- Task -
Of all the lines here, how many include the string "image"? Answer with the number only.

- Records supplied -

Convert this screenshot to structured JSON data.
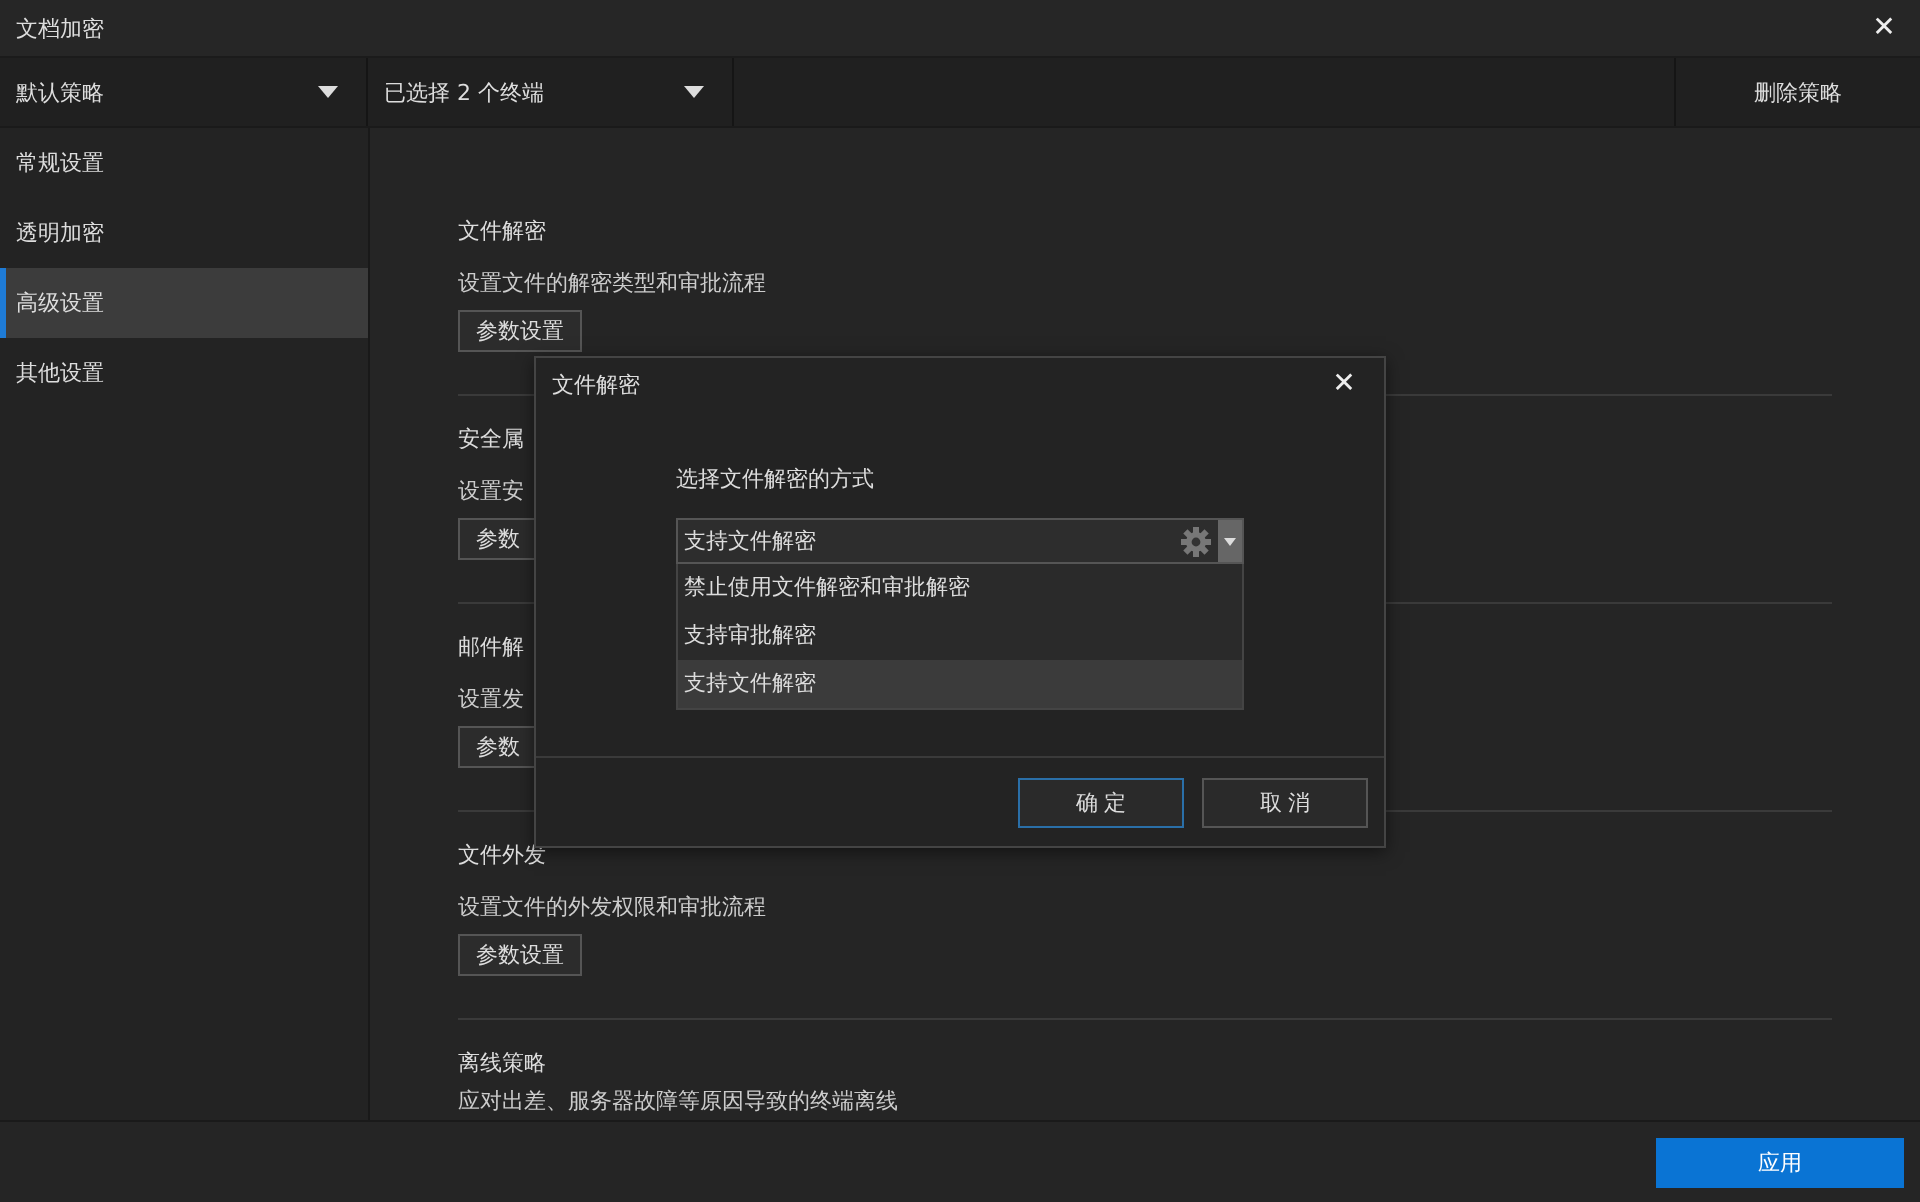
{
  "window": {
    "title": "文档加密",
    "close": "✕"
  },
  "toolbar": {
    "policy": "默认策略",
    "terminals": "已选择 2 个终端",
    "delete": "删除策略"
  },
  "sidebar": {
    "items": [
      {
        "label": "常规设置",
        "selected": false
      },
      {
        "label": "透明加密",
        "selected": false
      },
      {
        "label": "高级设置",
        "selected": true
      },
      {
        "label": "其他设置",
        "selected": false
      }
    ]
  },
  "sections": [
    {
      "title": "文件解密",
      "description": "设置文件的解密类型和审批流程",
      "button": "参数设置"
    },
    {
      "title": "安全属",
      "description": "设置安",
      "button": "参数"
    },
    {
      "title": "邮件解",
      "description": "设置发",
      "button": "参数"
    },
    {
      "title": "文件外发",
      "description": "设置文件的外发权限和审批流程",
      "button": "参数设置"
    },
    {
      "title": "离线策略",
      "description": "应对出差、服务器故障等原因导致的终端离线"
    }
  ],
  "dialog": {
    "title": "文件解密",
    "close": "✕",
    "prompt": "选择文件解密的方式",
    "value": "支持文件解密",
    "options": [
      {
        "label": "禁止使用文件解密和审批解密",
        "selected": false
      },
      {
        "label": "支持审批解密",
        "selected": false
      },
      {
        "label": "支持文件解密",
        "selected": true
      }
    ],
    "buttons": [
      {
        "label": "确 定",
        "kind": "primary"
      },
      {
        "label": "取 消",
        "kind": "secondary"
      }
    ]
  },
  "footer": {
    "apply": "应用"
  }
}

==

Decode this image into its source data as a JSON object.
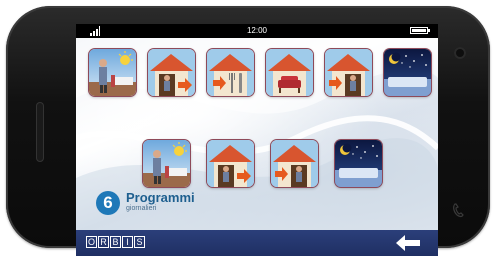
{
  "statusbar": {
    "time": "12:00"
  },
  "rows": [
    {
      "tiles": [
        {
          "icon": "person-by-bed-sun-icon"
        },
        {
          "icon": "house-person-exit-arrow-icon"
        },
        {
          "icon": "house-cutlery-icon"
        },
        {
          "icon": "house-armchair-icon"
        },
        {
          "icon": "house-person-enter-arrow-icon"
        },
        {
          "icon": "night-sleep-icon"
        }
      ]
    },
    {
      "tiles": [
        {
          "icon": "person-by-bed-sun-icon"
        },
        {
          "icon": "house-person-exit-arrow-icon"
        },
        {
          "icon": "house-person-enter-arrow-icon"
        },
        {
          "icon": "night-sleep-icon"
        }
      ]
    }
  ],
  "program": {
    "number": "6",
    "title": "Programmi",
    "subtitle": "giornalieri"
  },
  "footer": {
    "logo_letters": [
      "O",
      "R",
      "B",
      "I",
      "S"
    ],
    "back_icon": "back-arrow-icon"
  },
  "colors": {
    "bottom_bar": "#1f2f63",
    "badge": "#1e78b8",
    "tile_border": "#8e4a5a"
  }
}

==

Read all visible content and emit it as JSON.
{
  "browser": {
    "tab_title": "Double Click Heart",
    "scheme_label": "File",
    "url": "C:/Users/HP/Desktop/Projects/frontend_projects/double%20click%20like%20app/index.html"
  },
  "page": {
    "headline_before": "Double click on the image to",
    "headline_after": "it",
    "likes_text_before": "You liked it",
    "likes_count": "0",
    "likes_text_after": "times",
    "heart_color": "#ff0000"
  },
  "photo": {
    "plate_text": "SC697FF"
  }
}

- Final result -
2